§ Task statement
Skip the pictures. Repeat everything else in the records word for word.

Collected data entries

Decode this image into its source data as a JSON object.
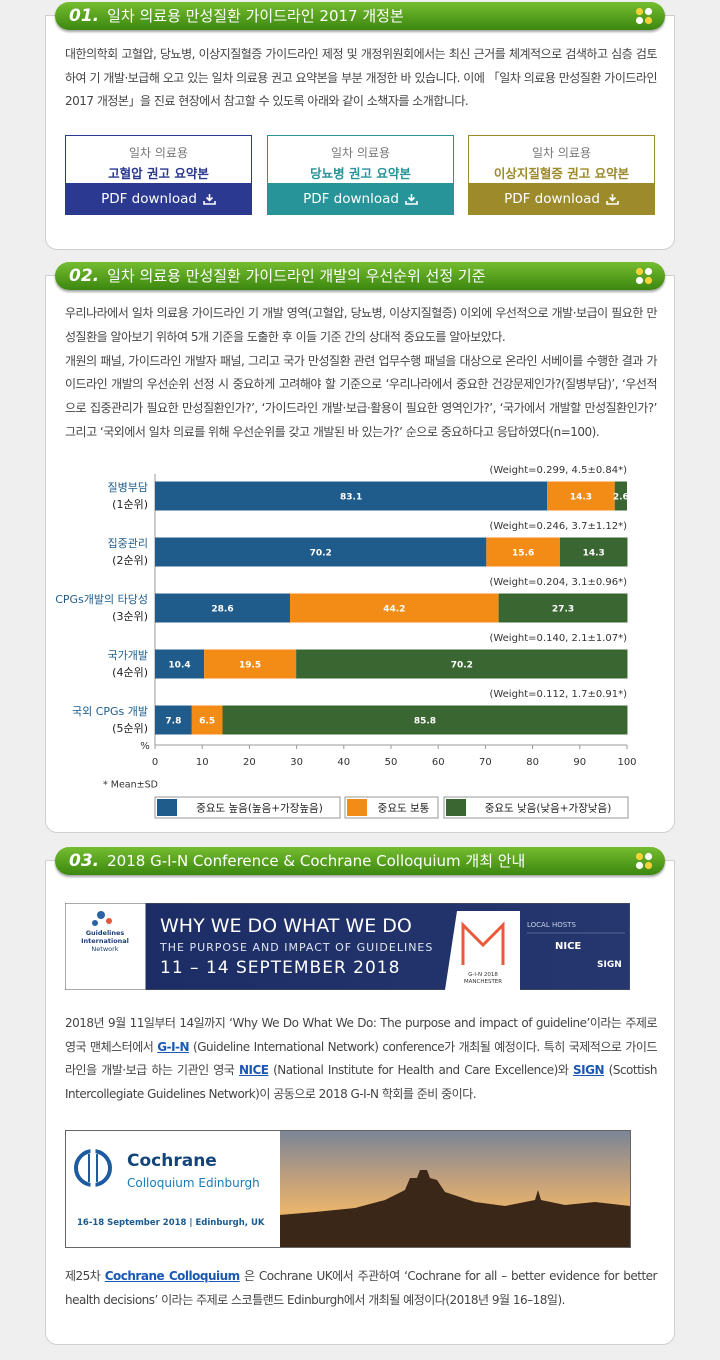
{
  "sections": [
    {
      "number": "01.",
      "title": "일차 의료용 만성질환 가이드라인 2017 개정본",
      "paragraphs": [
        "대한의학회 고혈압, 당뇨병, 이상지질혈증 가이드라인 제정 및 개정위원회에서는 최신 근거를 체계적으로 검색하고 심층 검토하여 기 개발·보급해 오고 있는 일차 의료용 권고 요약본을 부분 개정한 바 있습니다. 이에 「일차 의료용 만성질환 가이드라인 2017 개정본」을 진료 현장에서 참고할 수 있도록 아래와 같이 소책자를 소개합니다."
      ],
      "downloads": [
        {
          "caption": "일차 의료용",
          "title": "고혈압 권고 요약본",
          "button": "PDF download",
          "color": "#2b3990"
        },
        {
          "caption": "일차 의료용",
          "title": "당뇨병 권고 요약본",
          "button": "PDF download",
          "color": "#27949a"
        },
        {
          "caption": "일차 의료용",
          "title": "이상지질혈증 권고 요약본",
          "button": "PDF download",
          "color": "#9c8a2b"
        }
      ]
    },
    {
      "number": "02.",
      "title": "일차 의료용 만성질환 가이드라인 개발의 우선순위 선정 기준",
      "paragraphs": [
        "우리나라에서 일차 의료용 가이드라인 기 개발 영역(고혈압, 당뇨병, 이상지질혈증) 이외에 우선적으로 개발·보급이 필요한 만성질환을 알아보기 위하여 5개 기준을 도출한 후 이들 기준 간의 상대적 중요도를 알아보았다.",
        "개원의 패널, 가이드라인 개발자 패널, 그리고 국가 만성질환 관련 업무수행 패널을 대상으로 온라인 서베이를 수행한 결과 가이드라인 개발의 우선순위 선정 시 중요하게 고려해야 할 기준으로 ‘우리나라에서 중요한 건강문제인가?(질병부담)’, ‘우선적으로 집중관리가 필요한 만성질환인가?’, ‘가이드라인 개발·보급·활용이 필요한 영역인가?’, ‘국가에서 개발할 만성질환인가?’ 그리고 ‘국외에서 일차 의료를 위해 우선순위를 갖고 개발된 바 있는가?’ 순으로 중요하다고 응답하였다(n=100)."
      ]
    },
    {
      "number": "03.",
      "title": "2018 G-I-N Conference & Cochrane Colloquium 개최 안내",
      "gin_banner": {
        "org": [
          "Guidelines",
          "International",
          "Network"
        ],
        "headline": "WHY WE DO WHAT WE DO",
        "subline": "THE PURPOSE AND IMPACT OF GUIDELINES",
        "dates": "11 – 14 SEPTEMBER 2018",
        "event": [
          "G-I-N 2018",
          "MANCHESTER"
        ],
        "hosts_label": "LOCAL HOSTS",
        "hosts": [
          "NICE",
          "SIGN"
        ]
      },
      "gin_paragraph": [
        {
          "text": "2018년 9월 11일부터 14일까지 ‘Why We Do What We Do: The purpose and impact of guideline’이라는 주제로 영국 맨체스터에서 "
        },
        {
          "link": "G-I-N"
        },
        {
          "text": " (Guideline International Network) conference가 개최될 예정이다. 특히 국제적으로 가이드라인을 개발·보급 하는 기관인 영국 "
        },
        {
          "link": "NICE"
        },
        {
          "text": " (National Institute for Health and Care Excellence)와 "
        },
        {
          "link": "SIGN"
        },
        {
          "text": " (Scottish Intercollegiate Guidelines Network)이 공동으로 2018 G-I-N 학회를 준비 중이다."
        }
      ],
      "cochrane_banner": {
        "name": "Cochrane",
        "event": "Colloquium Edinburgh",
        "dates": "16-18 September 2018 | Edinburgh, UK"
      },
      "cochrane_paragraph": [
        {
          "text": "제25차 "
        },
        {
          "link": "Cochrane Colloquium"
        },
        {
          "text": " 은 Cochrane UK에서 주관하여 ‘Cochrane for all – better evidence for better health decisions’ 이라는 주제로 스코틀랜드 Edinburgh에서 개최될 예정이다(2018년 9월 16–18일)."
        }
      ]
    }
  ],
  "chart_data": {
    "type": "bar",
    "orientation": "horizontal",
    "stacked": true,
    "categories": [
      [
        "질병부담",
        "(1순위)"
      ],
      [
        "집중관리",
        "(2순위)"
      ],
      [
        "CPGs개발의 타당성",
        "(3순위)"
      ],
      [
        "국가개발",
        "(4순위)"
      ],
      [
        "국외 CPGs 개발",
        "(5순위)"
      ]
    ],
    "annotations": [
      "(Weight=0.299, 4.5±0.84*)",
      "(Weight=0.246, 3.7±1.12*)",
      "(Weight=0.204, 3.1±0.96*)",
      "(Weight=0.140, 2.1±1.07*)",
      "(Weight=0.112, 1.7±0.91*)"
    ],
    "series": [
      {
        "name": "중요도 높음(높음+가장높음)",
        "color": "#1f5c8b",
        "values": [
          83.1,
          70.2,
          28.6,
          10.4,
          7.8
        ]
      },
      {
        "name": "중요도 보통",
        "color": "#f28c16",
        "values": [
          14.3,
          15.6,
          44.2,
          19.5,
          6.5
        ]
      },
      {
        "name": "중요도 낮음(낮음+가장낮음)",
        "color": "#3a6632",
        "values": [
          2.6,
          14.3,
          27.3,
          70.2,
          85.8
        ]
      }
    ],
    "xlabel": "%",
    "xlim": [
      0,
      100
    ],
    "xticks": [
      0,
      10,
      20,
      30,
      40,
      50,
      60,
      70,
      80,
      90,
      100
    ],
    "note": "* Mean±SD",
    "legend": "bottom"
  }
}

§ Result below
Decode this image into its source data as a JSON object.
{
  "sections": [
    {
      "number": "01.",
      "title": "일차 의료용 만성질환 가이드라인 2017 개정본",
      "paragraphs": [
        "대한의학회 고혈압, 당뇨병, 이상지질혈증 가이드라인 제정 및 개정위원회에서는 최신 근거를 체계적으로 검색하고 심층 검토하여 기 개발·보급해 오고 있는 일차 의료용 권고 요약본을 부분 개정한 바 있습니다. 이에 「일차 의료용 만성질환 가이드라인 2017 개정본」을 진료 현장에서 참고할 수 있도록 아래와 같이 소책자를 소개합니다."
      ],
      "downloads": [
        {
          "caption": "일차 의료용",
          "title": "고혈압 권고 요약본",
          "button": "PDF download",
          "color": "#2b3990"
        },
        {
          "caption": "일차 의료용",
          "title": "당뇨병 권고 요약본",
          "button": "PDF download",
          "color": "#27949a"
        },
        {
          "caption": "일차 의료용",
          "title": "이상지질혈증 권고 요약본",
          "button": "PDF download",
          "color": "#9c8a2b"
        }
      ]
    },
    {
      "number": "02.",
      "title": "일차 의료용 만성질환 가이드라인 개발의 우선순위 선정 기준",
      "paragraphs": [
        "우리나라에서 일차 의료용 가이드라인 기 개발 영역(고혈압, 당뇨병, 이상지질혈증) 이외에 우선적으로 개발·보급이 필요한 만성질환을 알아보기 위하여 5개 기준을 도출한 후 이들 기준 간의 상대적 중요도를 알아보았다.",
        "개원의 패널, 가이드라인 개발자 패널, 그리고 국가 만성질환 관련 업무수행 패널을 대상으로 온라인 서베이를 수행한 결과 가이드라인 개발의 우선순위 선정 시 중요하게 고려해야 할 기준으로 ‘우리나라에서 중요한 건강문제인가?(질병부담)’, ‘우선적으로 집중관리가 필요한 만성질환인가?’, ‘가이드라인 개발·보급·활용이 필요한 영역인가?’, ‘국가에서 개발할 만성질환인가?’ 그리고 ‘국외에서 일차 의료를 위해 우선순위를 갖고 개발된 바 있는가?’ 순으로 중요하다고 응답하였다(n=100)."
      ]
    },
    {
      "number": "03.",
      "title": "2018 G-I-N Conference & Cochrane Colloquium 개최 안내",
      "gin_banner": {
        "org": [
          "Guidelines",
          "International",
          "Network"
        ],
        "headline": "WHY WE DO WHAT WE DO",
        "subline": "THE PURPOSE AND IMPACT OF GUIDELINES",
        "dates": "11 – 14 SEPTEMBER 2018",
        "event": [
          "G-I-N 2018",
          "MANCHESTER"
        ],
        "hosts_label": "LOCAL HOSTS",
        "hosts": [
          "NICE",
          "SIGN"
        ]
      },
      "gin_paragraph": [
        {
          "text": "2018년 9월 11일부터 14일까지 ‘Why We Do What We Do: The purpose and impact of guideline’이라는 주제로 영국 맨체스터에서 "
        },
        {
          "link": "G-I-N"
        },
        {
          "text": " (Guideline International Network) conference가 개최될 예정이다. 특히 국제적으로 가이드라인을 개발·보급 하는 기관인 영국 "
        },
        {
          "link": "NICE"
        },
        {
          "text": " (National Institute for Health and Care Excellence)와 "
        },
        {
          "link": "SIGN"
        },
        {
          "text": " (Scottish Intercollegiate Guidelines Network)이 공동으로 2018 G-I-N 학회를 준비 중이다."
        }
      ],
      "cochrane_banner": {
        "name": "Cochrane",
        "event": "Colloquium Edinburgh",
        "dates": "16-18 September 2018 | Edinburgh, UK"
      },
      "cochrane_paragraph": [
        {
          "text": "제25차 "
        },
        {
          "link": "Cochrane Colloquium"
        },
        {
          "text": " 은 Cochrane UK에서 주관하여 ‘Cochrane for all – better evidence for better health decisions’ 이라는 주제로 스코틀랜드 Edinburgh에서 개최될 예정이다(2018년 9월 16–18일)."
        }
      ]
    }
  ],
  "chart_data": {
    "type": "bar",
    "orientation": "horizontal",
    "stacked": true,
    "categories": [
      [
        "질병부담",
        "(1순위)"
      ],
      [
        "집중관리",
        "(2순위)"
      ],
      [
        "CPGs개발의 타당성",
        "(3순위)"
      ],
      [
        "국가개발",
        "(4순위)"
      ],
      [
        "국외 CPGs 개발",
        "(5순위)"
      ]
    ],
    "annotations": [
      "(Weight=0.299, 4.5±0.84*)",
      "(Weight=0.246, 3.7±1.12*)",
      "(Weight=0.204, 3.1±0.96*)",
      "(Weight=0.140, 2.1±1.07*)",
      "(Weight=0.112, 1.7±0.91*)"
    ],
    "series": [
      {
        "name": "중요도 높음(높음+가장높음)",
        "color": "#1f5c8b",
        "values": [
          83.1,
          70.2,
          28.6,
          10.4,
          7.8
        ]
      },
      {
        "name": "중요도 보통",
        "color": "#f28c16",
        "values": [
          14.3,
          15.6,
          44.2,
          19.5,
          6.5
        ]
      },
      {
        "name": "중요도 낮음(낮음+가장낮음)",
        "color": "#3a6632",
        "values": [
          2.6,
          14.3,
          27.3,
          70.2,
          85.8
        ]
      }
    ],
    "xlabel": "%",
    "xlim": [
      0,
      100
    ],
    "xticks": [
      0,
      10,
      20,
      30,
      40,
      50,
      60,
      70,
      80,
      90,
      100
    ],
    "note": "* Mean±SD",
    "legend": "bottom"
  }
}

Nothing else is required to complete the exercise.